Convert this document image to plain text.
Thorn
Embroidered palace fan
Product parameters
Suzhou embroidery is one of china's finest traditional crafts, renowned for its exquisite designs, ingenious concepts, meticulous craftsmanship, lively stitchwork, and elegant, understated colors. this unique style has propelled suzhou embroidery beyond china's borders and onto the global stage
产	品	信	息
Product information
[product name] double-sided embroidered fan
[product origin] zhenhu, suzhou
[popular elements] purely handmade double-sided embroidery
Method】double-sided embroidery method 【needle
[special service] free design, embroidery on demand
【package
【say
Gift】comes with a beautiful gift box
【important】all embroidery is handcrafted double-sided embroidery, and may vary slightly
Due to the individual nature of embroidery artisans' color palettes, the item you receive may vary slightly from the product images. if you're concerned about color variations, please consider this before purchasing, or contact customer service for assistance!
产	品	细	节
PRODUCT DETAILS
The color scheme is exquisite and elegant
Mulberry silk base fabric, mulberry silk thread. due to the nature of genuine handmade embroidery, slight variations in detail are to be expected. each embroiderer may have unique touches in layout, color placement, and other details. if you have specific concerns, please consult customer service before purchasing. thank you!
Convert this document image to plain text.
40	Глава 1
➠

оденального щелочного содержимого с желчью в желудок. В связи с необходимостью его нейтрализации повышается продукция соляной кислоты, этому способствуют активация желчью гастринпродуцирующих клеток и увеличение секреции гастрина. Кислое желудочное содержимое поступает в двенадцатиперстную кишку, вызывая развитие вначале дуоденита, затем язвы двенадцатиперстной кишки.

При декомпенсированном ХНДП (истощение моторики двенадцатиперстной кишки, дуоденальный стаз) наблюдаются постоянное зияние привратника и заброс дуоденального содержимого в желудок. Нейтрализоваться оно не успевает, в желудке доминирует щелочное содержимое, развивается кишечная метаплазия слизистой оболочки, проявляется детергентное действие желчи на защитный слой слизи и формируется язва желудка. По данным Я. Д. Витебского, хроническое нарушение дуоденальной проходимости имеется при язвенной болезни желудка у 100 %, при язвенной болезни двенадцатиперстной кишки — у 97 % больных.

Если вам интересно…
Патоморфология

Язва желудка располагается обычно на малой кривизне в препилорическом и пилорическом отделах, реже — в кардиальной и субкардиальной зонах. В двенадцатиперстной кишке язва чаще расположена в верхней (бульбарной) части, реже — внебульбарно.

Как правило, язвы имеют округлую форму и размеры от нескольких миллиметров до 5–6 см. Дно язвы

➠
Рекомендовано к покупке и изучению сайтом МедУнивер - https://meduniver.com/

++++

■ Request: Extract the listing in its entirety and repeat it exactly.

■ Response to this task:
Convert this document image to plain text.
Thorn
Embroidered palace fan
Product parameters
Suzhou embroidery is one of china's finest traditional crafts, renowned for its exquisite designs, ingenious concepts, meticulous craftsmanship, lively stitchwork, and elegant, understated colors. this unique style has propelled suzhou embroidery beyond china's borders and onto the global stage
产	品	信	息
Product information
[product name] double-sided embroidered fan
[product origin] zhenhu, suzhou
[popular elements] purely handmade double-sided embroidery
Method】double-sided embroidery method 【needle
[special service] free design, embroidery on demand
【package
【say
Gift】comes with a beautiful gift box
【important】all embroidery is handcrafted double-sided embroidery, and may vary slightly
Due to the individual nature of embroidery artisans' color palettes, the item you receive may vary slightly from the product images. if you're concerned about color variations, please consider this before purchasing, or contact customer service for assistance!
产	品	细	节
PRODUCT DETAILS
The color scheme is exquisite and elegant
Mulberry silk base fabric, mulberry silk thread. due to the nature of genuine handmade embroidery, slight variations in detail are to be expected. each embroiderer may have unique touches in layout, color placement, and other details. if you have specific concerns, please consult customer service before purchasing. thank you!
Convert this document image to plain text.
40	Глава 1
➠

оденального щелочного содержимого с желчью в желудок. В связи с необходимостью его нейтрализации повышается продукция соляной кислоты, этому способствуют активация желчью гастринпродуцирующих клеток и увеличение секреции гастрина. Кислое желудочное содержимое поступает в двенадцатиперстную кишку, вызывая развитие вначале дуоденита, затем язвы двенадцатиперстной кишки.

При декомпенсированном ХНДП (истощение моторики двенадцатиперстной кишки, дуоденальный стаз) наблюдаются постоянное зияние привратника и заброс дуоденального содержимого в желудок. Нейтрализоваться оно не успевает, в желудке доминирует щелочное содержимое, развивается кишечная метаплазия слизистой оболочки, проявляется детергентное действие желчи на защитный слой слизи и формируется язва желудка. По данным Я. Д. Витебского, хроническое нарушение дуоденальной проходимости имеется при язвенной болезни желудка у 100 %, при язвенной болезни двенадцатиперстной кишки — у 97 % больных.

Если вам интересно…
Патоморфология

Язва желудка располагается обычно на малой кривизне в препилорическом и пилорическом отделах, реже — в кардиальной и субкардиальной зонах. В двенадцатиперстной кишке язва чаще расположена в верхней (бульбарной) части, реже — внебульбарно.

Как правило, язвы имеют округлую форму и размеры от нескольких миллиметров до 5–6 см. Дно язвы

➠
Рекомендовано к покупке и изучению сайтом МедУнивер - https://meduniver.com/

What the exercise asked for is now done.